----- Data lines -----
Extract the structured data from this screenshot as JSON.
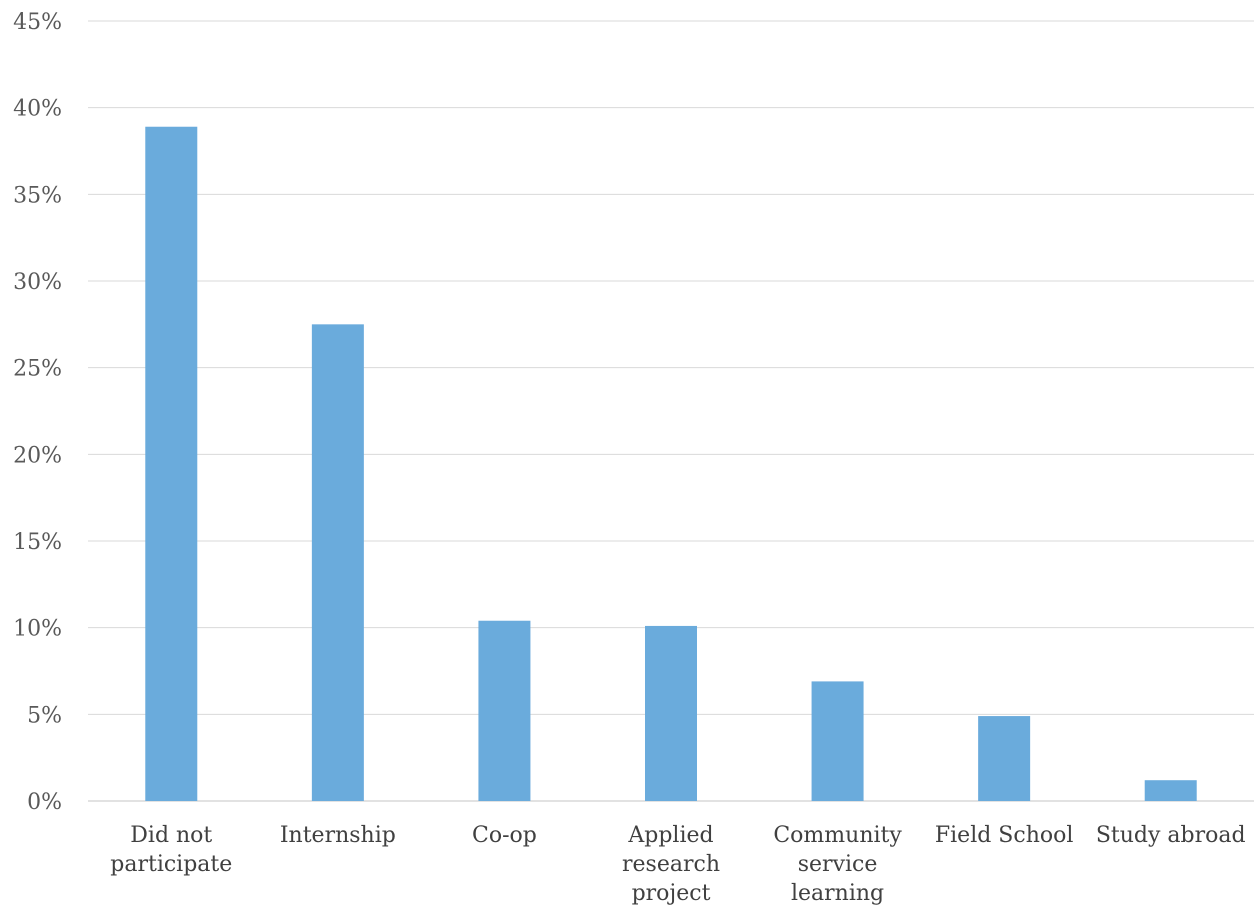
{
  "chart_data": {
    "type": "bar",
    "title": "",
    "xlabel": "",
    "ylabel": "",
    "categories": [
      [
        "Did not",
        "participate"
      ],
      [
        "Internship"
      ],
      [
        "Co-op"
      ],
      [
        "Applied",
        "research",
        "project"
      ],
      [
        "Community",
        "service",
        "learning"
      ],
      [
        "Field School"
      ],
      [
        "Study abroad"
      ]
    ],
    "values": [
      38.9,
      27.5,
      10.4,
      10.1,
      6.9,
      4.9,
      1.2
    ],
    "ylim": [
      0,
      45
    ],
    "yticks": [
      0,
      5,
      10,
      15,
      20,
      25,
      30,
      35,
      40,
      45
    ],
    "ytick_labels": [
      "0%",
      "5%",
      "10%",
      "15%",
      "20%",
      "25%",
      "30%",
      "35%",
      "40%",
      "45%"
    ],
    "grid": true,
    "legend": "none",
    "bar_color": "#6aabdc"
  }
}
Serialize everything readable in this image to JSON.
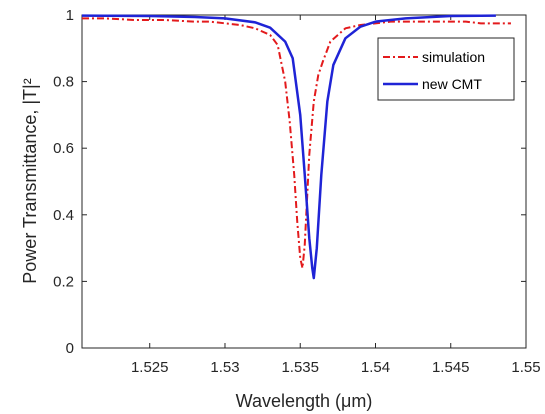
{
  "chart_data": {
    "type": "line",
    "xlabel": "Wavelength (μm)",
    "ylabel": "Power Transmittance, |T|²",
    "xlim": [
      1.5205,
      1.55
    ],
    "ylim": [
      0,
      1
    ],
    "xticks": [
      1.525,
      1.53,
      1.535,
      1.54,
      1.545,
      1.55
    ],
    "xtick_labels": [
      "1.525",
      "1.53",
      "1.535",
      "1.54",
      "1.545",
      "1.55"
    ],
    "yticks": [
      0,
      0.2,
      0.4,
      0.6,
      0.8,
      1
    ],
    "ytick_labels": [
      "0",
      "0.2",
      "0.4",
      "0.6",
      "0.8",
      "1"
    ],
    "grid": false,
    "legend_position": "top-right",
    "series": [
      {
        "name": "simulation",
        "color": "#e31a1c",
        "style": "dash-dot",
        "x": [
          1.5205,
          1.522,
          1.524,
          1.526,
          1.528,
          1.529,
          1.53,
          1.531,
          1.532,
          1.533,
          1.5335,
          1.534,
          1.5343,
          1.5346,
          1.5348,
          1.535,
          1.53515,
          1.5353,
          1.5356,
          1.5359,
          1.5362,
          1.5365,
          1.537,
          1.5375,
          1.538,
          1.539,
          1.54,
          1.541,
          1.542,
          1.543,
          1.544,
          1.545,
          1.546,
          1.547,
          1.548,
          1.549
        ],
        "y": [
          0.99,
          0.99,
          0.985,
          0.985,
          0.98,
          0.98,
          0.975,
          0.97,
          0.96,
          0.94,
          0.91,
          0.8,
          0.68,
          0.52,
          0.38,
          0.27,
          0.24,
          0.31,
          0.58,
          0.74,
          0.82,
          0.86,
          0.92,
          0.94,
          0.96,
          0.97,
          0.975,
          0.98,
          0.98,
          0.98,
          0.98,
          0.98,
          0.98,
          0.975,
          0.975,
          0.975
        ]
      },
      {
        "name": "new CMT",
        "color": "#1f24d6",
        "style": "solid",
        "x": [
          1.5205,
          1.525,
          1.528,
          1.53,
          1.532,
          1.533,
          1.534,
          1.5345,
          1.535,
          1.5353,
          1.5356,
          1.5358,
          1.5359,
          1.5361,
          1.5364,
          1.5368,
          1.5372,
          1.538,
          1.539,
          1.54,
          1.542,
          1.545,
          1.548
        ],
        "y": [
          0.998,
          0.997,
          0.994,
          0.99,
          0.978,
          0.962,
          0.92,
          0.87,
          0.7,
          0.52,
          0.33,
          0.24,
          0.21,
          0.3,
          0.52,
          0.74,
          0.85,
          0.93,
          0.965,
          0.98,
          0.99,
          0.997,
          0.998
        ]
      }
    ]
  }
}
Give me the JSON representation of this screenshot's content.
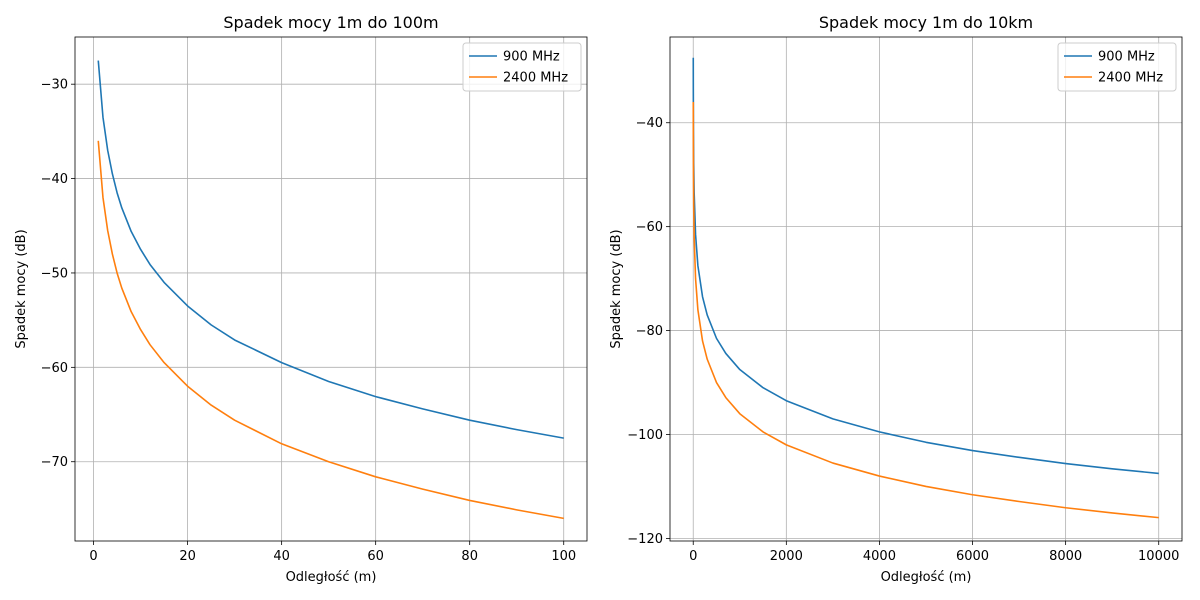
{
  "chart_data": [
    {
      "type": "line",
      "title": "Spadek mocy 1m do 100m",
      "xlabel": "Odległość (m)",
      "ylabel": "Spadek mocy (dB)",
      "xlim": [
        -3.95,
        104.95
      ],
      "ylim": [
        -78.4,
        -25.0
      ],
      "xticks": [
        0,
        20,
        40,
        60,
        80,
        100
      ],
      "yticks": [
        -70,
        -60,
        -50,
        -40,
        -30
      ],
      "grid": true,
      "legend_position": "top-right",
      "series": [
        {
          "name": "900 MHz",
          "color": "#1f77b4",
          "x": [
            1,
            2,
            3,
            4,
            5,
            6,
            8,
            10,
            12,
            15,
            20,
            25,
            30,
            40,
            50,
            60,
            70,
            80,
            90,
            100
          ],
          "y": [
            -27.5,
            -33.5,
            -37.0,
            -39.5,
            -41.5,
            -43.1,
            -45.6,
            -47.5,
            -49.1,
            -51.0,
            -53.5,
            -55.5,
            -57.1,
            -59.5,
            -61.5,
            -63.1,
            -64.4,
            -65.6,
            -66.6,
            -67.5
          ]
        },
        {
          "name": "2400 MHz",
          "color": "#ff7f0e",
          "x": [
            1,
            2,
            3,
            4,
            5,
            6,
            8,
            10,
            12,
            15,
            20,
            25,
            30,
            40,
            50,
            60,
            70,
            80,
            90,
            100
          ],
          "y": [
            -36.0,
            -42.0,
            -45.5,
            -48.0,
            -50.0,
            -51.6,
            -54.1,
            -56.0,
            -57.6,
            -59.5,
            -62.0,
            -64.0,
            -65.6,
            -68.1,
            -70.0,
            -71.6,
            -72.9,
            -74.1,
            -75.1,
            -76.0
          ]
        }
      ]
    },
    {
      "type": "line",
      "title": "Spadek mocy 1m do 10km",
      "xlabel": "Odległość (m)",
      "ylabel": "Spadek mocy (dB)",
      "xlim": [
        -499,
        10500
      ],
      "ylim": [
        -120.5,
        -23.5
      ],
      "xticks": [
        0,
        2000,
        4000,
        6000,
        8000,
        10000
      ],
      "yticks": [
        -120,
        -100,
        -80,
        -60,
        -40
      ],
      "grid": true,
      "legend_position": "top-right",
      "series": [
        {
          "name": "900 MHz",
          "color": "#1f77b4",
          "x": [
            1,
            2,
            5,
            10,
            20,
            50,
            100,
            200,
            300,
            500,
            700,
            1000,
            1500,
            2000,
            3000,
            4000,
            5000,
            6000,
            7000,
            8000,
            9000,
            10000
          ],
          "y": [
            -27.5,
            -33.5,
            -41.5,
            -47.5,
            -53.5,
            -61.5,
            -67.5,
            -73.5,
            -77.0,
            -81.5,
            -84.4,
            -87.5,
            -91.0,
            -93.5,
            -97.0,
            -99.5,
            -101.5,
            -103.1,
            -104.4,
            -105.6,
            -106.6,
            -107.5
          ]
        },
        {
          "name": "2400 MHz",
          "color": "#ff7f0e",
          "x": [
            1,
            2,
            5,
            10,
            20,
            50,
            100,
            200,
            300,
            500,
            700,
            1000,
            1500,
            2000,
            3000,
            4000,
            5000,
            6000,
            7000,
            8000,
            9000,
            10000
          ],
          "y": [
            -36.0,
            -42.0,
            -50.0,
            -56.0,
            -62.0,
            -70.0,
            -76.0,
            -82.0,
            -85.5,
            -90.0,
            -92.9,
            -96.0,
            -99.5,
            -102.0,
            -105.5,
            -108.0,
            -110.0,
            -111.6,
            -112.9,
            -114.1,
            -115.1,
            -116.0
          ]
        }
      ]
    }
  ]
}
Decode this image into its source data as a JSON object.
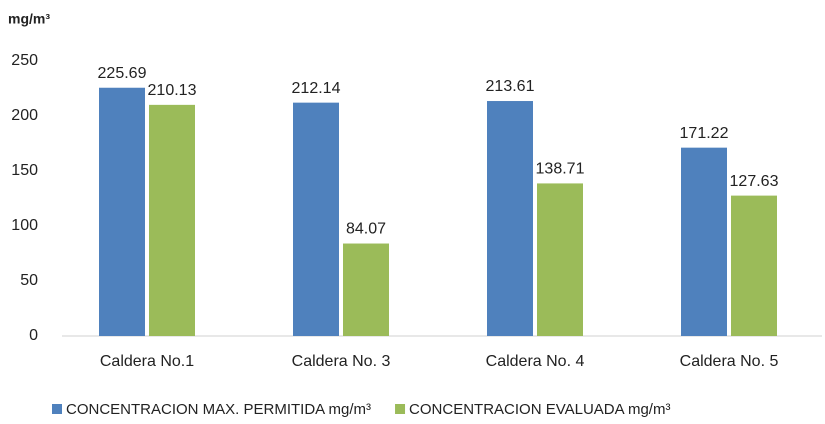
{
  "chart_data": {
    "type": "bar",
    "y_axis_label": "mg/m³",
    "categories": [
      "Caldera No.1",
      "Caldera No. 3",
      "Caldera No. 4",
      "Caldera No. 5"
    ],
    "series": [
      {
        "name": "CONCENTRACION MAX. PERMITIDA mg/m³",
        "color": "#4f81bd",
        "values": [
          225.69,
          212.14,
          213.61,
          171.22
        ]
      },
      {
        "name": "CONCENTRACION EVALUADA mg/m³",
        "color": "#9bbb59",
        "values": [
          210.13,
          84.07,
          138.71,
          127.63
        ]
      }
    ],
    "ylim": [
      0,
      250
    ],
    "yticks": [
      0,
      50,
      100,
      150,
      200,
      250
    ],
    "grid": false,
    "legend": "bottom"
  }
}
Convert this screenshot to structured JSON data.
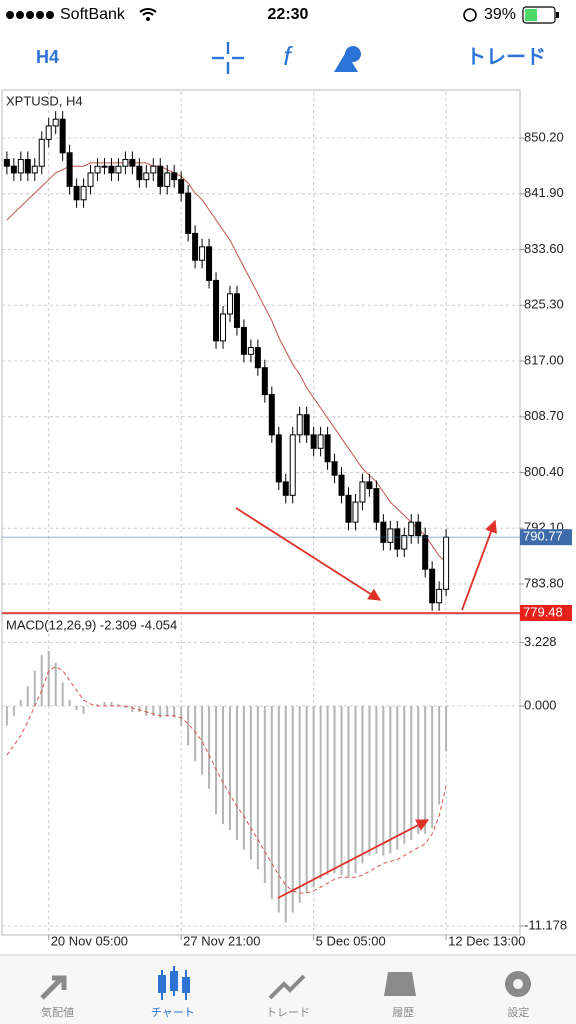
{
  "status_bar": {
    "carrier": "SoftBank",
    "time": "22:30",
    "battery": "39%"
  },
  "toolbar": {
    "timeframe": "H4",
    "function_icon": "f",
    "trade": "トレード"
  },
  "chart_data": [
    {
      "type": "candlestick",
      "title": "XPTUSD, H4",
      "x": [
        0,
        1,
        2,
        3,
        4,
        5,
        6,
        7,
        8,
        9,
        10,
        11,
        12,
        13,
        14,
        15,
        16,
        17,
        18,
        19,
        20,
        21,
        22,
        23,
        24,
        25,
        26,
        27,
        28,
        29,
        30,
        31,
        32,
        33,
        34,
        35,
        36,
        37,
        38,
        39,
        40,
        41,
        42,
        43,
        44,
        45,
        46,
        47,
        48,
        49,
        50,
        51,
        52,
        53,
        54,
        55,
        56,
        57,
        58,
        59,
        60,
        61,
        62,
        63
      ],
      "open": [
        847,
        846,
        845,
        847,
        845,
        846,
        850,
        852,
        853,
        848,
        843,
        841,
        843,
        845,
        846,
        846,
        845,
        846,
        847,
        846,
        844,
        845,
        846,
        843,
        845,
        844,
        842,
        836,
        832,
        834,
        829,
        820,
        824,
        827,
        822,
        818,
        819,
        816,
        812,
        806,
        799,
        797,
        806,
        809,
        806,
        804,
        806,
        802,
        800,
        797,
        793,
        796,
        799,
        798,
        793,
        790,
        792,
        789,
        791,
        793,
        791,
        786,
        781,
        783
      ],
      "high": [
        848.2,
        847.2,
        848.2,
        848.2,
        847.2,
        851.2,
        853.2,
        854.2,
        854.2,
        849.2,
        844.2,
        844.2,
        846.2,
        847.2,
        847.2,
        847.2,
        847.2,
        848.2,
        848.2,
        847.2,
        846.2,
        847.2,
        847.2,
        846.2,
        846.2,
        845.2,
        843.2,
        837.2,
        835.2,
        835.2,
        830.2,
        825.2,
        828.2,
        828.2,
        823.2,
        820.2,
        820.2,
        817.2,
        813.2,
        807.2,
        800.2,
        807.2,
        810.2,
        810.2,
        807.2,
        807.2,
        807.2,
        803.2,
        801.2,
        798.2,
        797.2,
        800.2,
        800.2,
        799.2,
        794.2,
        793.2,
        793.2,
        792.2,
        794.2,
        794.2,
        792.2,
        787.2,
        784.2,
        792
      ],
      "low": [
        844.8,
        843.8,
        843.8,
        843.8,
        843.8,
        844.8,
        848.8,
        850.8,
        846.8,
        841.8,
        839.8,
        839.8,
        841.8,
        843.8,
        844.8,
        843.8,
        843.8,
        844.8,
        844.8,
        842.8,
        842.8,
        843.8,
        841.8,
        841.8,
        842.8,
        840.8,
        834.8,
        830.8,
        830.8,
        827.8,
        818.8,
        818.8,
        822.8,
        820.8,
        816.8,
        816.8,
        814.8,
        810.8,
        804.8,
        797.8,
        795.8,
        795.8,
        804.8,
        804.8,
        802.8,
        802.8,
        800.8,
        798.8,
        795.8,
        791.8,
        791.8,
        794.8,
        796.8,
        791.8,
        788.8,
        788.8,
        787.8,
        787.8,
        789.8,
        789.8,
        784.8,
        779.8,
        779.8,
        782
      ],
      "close": [
        846,
        845,
        847,
        845,
        846,
        850,
        852,
        853,
        848,
        843,
        841,
        843,
        845,
        846,
        846,
        845,
        846,
        847,
        846,
        844,
        845,
        846,
        843,
        845,
        844,
        842,
        836,
        832,
        834,
        829,
        820,
        824,
        827,
        822,
        818,
        819,
        816,
        812,
        806,
        799,
        797,
        806,
        809,
        806,
        804,
        806,
        802,
        800,
        797,
        793,
        796,
        799,
        798,
        793,
        790,
        792,
        789,
        791,
        793,
        791,
        786,
        781,
        783,
        790.77
      ],
      "ma": [
        838,
        839,
        840,
        841,
        842,
        843,
        844,
        845,
        845.5,
        846,
        846,
        846,
        846.5,
        846.5,
        846.5,
        846.5,
        846.5,
        846.5,
        846.5,
        846.5,
        846.5,
        846,
        846,
        845.5,
        845,
        844.5,
        843.5,
        842,
        841,
        839.5,
        838,
        836.5,
        835,
        833,
        831,
        829,
        827,
        825,
        823,
        820.5,
        818.5,
        816.5,
        815,
        813,
        811.5,
        810,
        808.5,
        807,
        805.5,
        804,
        802.5,
        801,
        800,
        799,
        797.5,
        796,
        795,
        794,
        793,
        792,
        791,
        789.5,
        788,
        787
      ],
      "ma_color": "#c0504d",
      "color": "#000000",
      "hlines": [
        790.77,
        779.48
      ],
      "hline_colors": [
        "#3d6aa8",
        "#e8211b"
      ],
      "xlim": [
        -0.7,
        73.6
      ],
      "ylim": [
        779.48,
        857.05
      ],
      "yticks": [
        {
          "value": 850.2,
          "label": "850.20"
        },
        {
          "value": 841.9,
          "label": "841.90"
        },
        {
          "value": 833.6,
          "label": "833.60"
        },
        {
          "value": 825.3,
          "label": "825.30"
        },
        {
          "value": 817,
          "label": "817.00"
        },
        {
          "value": 808.7,
          "label": "808.70"
        },
        {
          "value": 800.4,
          "label": "800.40"
        },
        {
          "value": 792.1,
          "label": "792.10"
        },
        {
          "value": 783.8,
          "label": "783.80"
        }
      ],
      "grid": true
    },
    {
      "type": "bar",
      "title": "MACD(12,26,9) -2.309 -4.054",
      "values": [
        -1,
        -0.5,
        0.3,
        1,
        1.8,
        2.6,
        2.8,
        2.2,
        1.2,
        0.3,
        -0.2,
        -0.4,
        0,
        0.1,
        0.2,
        0.2,
        0.1,
        -0.1,
        -0.3,
        -0.3,
        -0.5,
        -0.5,
        -0.6,
        -0.5,
        -0.6,
        -1,
        -2,
        -2.8,
        -3.5,
        -4.2,
        -5.5,
        -6,
        -6.3,
        -6.8,
        -7.3,
        -7.8,
        -8.3,
        -9,
        -9.8,
        -10.5,
        -11,
        -10.5,
        -10,
        -9.5,
        -9.2,
        -8.8,
        -8.6,
        -8.5,
        -8.6,
        -8.7,
        -8.5,
        -8,
        -7.6,
        -7.5,
        -7.6,
        -7.5,
        -7.3,
        -7,
        -6.8,
        -6.5,
        -6.5,
        -6.2,
        -5,
        -2.309
      ],
      "signal": [
        -2.5,
        -2,
        -1.5,
        -0.8,
        0,
        0.8,
        1.8,
        2,
        1.8,
        1.3,
        0.8,
        0.3,
        0.1,
        0,
        0,
        0,
        0,
        0,
        -0.1,
        -0.2,
        -0.3,
        -0.4,
        -0.5,
        -0.5,
        -0.5,
        -0.6,
        -0.9,
        -1.3,
        -1.8,
        -2.5,
        -3.2,
        -3.9,
        -4.5,
        -5.1,
        -5.6,
        -6.2,
        -6.8,
        -7.4,
        -8,
        -8.6,
        -9.1,
        -9.4,
        -9.5,
        -9.5,
        -9.4,
        -9.2,
        -9,
        -8.8,
        -8.7,
        -8.7,
        -8.7,
        -8.6,
        -8.4,
        -8.2,
        -8,
        -7.9,
        -7.8,
        -7.6,
        -7.4,
        -7.2,
        -7,
        -6.5,
        -5.6,
        -4.054
      ],
      "color": "#b4b4b4",
      "signal_color": "#d9534f",
      "xlim": [
        -0.7,
        73.6
      ],
      "ylim": [
        -11.636,
        4.573
      ],
      "yticks": [
        3.228,
        {
          "value": 0,
          "label": "0.000"
        },
        -11.178
      ],
      "xticks": [
        {
          "value": 6,
          "label": "20 Nov 05:00"
        },
        {
          "value": 25,
          "label": "27 Nov 21:00"
        },
        {
          "value": 44,
          "label": "5 Dec 05:00"
        },
        {
          "value": 63,
          "label": "12 Dec 13:00"
        }
      ],
      "grid": true
    }
  ],
  "tab_bar": {
    "tabs": [
      "気配値",
      "チャート",
      "トレード",
      "履歴",
      "設定"
    ],
    "active": 1
  }
}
-----
Copy every line of the listing that includes the string "structured".

In response
Extract the structured data from this screenshot as JSON.
Convert this screenshot to structured JSON data.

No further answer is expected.